== Job ==
From the records below, copy every line that contains the word "설정하려면".

== Dataset items ==
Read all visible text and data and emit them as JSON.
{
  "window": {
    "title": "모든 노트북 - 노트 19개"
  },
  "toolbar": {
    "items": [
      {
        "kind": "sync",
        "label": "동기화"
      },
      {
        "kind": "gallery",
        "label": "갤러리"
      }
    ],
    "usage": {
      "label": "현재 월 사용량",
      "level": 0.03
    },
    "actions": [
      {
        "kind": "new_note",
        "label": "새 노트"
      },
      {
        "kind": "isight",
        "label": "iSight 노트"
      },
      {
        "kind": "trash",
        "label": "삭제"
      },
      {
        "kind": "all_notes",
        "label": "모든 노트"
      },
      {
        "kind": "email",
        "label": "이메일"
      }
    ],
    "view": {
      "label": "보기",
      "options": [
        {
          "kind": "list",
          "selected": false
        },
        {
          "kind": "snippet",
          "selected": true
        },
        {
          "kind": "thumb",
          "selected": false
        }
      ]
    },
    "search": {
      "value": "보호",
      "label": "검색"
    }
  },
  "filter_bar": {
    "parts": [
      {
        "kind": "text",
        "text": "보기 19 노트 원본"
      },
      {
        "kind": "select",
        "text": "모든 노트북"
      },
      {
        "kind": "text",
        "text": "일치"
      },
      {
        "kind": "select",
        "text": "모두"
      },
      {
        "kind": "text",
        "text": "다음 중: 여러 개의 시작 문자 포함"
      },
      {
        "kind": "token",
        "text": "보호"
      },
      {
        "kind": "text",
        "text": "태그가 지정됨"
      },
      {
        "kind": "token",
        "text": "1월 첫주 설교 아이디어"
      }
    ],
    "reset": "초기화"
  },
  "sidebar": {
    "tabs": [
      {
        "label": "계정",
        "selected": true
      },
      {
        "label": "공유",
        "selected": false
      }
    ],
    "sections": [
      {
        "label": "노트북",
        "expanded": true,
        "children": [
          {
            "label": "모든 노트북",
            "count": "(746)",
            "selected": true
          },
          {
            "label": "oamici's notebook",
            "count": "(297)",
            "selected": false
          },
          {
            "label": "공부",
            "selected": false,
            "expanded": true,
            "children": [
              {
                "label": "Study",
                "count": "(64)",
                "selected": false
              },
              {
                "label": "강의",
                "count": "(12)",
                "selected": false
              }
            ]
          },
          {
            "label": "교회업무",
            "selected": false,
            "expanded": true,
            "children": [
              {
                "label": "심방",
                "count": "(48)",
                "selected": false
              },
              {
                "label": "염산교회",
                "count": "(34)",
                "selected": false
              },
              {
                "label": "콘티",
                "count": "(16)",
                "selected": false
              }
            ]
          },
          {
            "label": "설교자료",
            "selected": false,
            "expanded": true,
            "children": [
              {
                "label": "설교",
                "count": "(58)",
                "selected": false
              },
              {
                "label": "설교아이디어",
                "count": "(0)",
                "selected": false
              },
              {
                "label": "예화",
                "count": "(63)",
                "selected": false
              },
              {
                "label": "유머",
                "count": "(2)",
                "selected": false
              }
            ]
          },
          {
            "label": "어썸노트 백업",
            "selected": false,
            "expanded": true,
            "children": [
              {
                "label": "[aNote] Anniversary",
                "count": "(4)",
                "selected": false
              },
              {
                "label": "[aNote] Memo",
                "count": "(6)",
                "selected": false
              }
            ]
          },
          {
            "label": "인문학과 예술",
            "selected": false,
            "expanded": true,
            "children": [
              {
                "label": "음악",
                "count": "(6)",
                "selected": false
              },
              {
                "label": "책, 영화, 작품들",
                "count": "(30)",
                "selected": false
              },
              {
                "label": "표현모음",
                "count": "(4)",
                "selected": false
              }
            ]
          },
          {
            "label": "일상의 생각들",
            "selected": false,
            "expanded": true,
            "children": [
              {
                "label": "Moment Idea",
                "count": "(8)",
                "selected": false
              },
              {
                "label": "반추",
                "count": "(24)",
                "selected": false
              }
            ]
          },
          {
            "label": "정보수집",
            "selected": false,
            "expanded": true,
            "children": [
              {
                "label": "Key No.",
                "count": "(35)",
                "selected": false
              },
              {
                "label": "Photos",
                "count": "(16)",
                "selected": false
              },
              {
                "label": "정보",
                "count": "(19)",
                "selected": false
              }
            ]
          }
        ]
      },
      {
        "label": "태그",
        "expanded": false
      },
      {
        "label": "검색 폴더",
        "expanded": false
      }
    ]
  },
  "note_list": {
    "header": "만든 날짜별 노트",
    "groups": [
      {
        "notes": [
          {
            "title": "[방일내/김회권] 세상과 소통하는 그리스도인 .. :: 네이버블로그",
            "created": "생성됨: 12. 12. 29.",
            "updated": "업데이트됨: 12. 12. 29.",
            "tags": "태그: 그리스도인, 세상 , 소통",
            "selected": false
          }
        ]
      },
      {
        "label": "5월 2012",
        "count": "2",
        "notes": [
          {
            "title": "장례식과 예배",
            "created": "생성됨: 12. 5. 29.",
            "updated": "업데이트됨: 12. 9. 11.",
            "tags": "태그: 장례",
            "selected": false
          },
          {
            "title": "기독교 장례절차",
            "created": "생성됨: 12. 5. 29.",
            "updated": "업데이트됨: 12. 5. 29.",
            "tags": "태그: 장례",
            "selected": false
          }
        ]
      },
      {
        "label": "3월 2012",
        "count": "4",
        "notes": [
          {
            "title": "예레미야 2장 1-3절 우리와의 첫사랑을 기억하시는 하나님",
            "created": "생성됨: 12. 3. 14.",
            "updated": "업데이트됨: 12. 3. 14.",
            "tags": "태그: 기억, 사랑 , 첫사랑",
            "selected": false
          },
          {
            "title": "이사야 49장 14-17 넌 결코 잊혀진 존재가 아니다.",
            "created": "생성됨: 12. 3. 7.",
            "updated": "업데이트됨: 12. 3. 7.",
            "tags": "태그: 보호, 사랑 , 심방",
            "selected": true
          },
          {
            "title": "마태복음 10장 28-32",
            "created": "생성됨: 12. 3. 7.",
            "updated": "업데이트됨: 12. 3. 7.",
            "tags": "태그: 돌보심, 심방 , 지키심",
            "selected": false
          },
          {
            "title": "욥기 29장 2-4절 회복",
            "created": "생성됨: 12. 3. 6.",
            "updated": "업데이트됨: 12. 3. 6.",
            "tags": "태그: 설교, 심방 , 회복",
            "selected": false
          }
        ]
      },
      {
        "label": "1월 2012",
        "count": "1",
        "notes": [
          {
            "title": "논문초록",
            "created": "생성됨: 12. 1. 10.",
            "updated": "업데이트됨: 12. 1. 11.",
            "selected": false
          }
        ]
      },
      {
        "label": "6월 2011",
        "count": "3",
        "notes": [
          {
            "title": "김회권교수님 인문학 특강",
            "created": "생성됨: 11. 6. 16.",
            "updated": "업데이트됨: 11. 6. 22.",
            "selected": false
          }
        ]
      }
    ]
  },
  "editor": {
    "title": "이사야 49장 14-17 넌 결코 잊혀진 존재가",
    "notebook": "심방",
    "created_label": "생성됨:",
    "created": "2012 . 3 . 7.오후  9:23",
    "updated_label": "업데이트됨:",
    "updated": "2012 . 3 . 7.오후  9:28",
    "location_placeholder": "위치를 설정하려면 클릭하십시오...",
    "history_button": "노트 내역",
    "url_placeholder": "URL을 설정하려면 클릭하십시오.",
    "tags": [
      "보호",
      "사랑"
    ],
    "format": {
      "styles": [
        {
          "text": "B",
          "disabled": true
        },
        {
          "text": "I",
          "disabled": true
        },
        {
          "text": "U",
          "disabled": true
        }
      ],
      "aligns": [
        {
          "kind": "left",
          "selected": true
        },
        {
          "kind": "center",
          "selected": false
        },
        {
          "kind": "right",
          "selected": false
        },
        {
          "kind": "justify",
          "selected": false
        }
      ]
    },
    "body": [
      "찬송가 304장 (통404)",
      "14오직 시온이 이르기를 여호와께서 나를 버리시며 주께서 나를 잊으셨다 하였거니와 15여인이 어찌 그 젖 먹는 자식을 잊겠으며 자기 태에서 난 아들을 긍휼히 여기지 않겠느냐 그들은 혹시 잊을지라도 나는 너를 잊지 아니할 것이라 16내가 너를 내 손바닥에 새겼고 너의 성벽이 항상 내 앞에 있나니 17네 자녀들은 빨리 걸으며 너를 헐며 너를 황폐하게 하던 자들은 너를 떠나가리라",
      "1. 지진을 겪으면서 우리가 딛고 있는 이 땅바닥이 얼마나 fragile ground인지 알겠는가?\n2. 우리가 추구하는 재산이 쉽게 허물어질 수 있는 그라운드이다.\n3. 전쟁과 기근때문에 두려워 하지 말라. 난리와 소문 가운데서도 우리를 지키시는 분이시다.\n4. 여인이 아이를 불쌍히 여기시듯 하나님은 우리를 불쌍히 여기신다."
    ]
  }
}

== Task output ==
    "location_placeholder": "위치를 설정하려면 클릭하십시오...",
    "url_placeholder": "URL을 설정하려면 클릭하십시오.",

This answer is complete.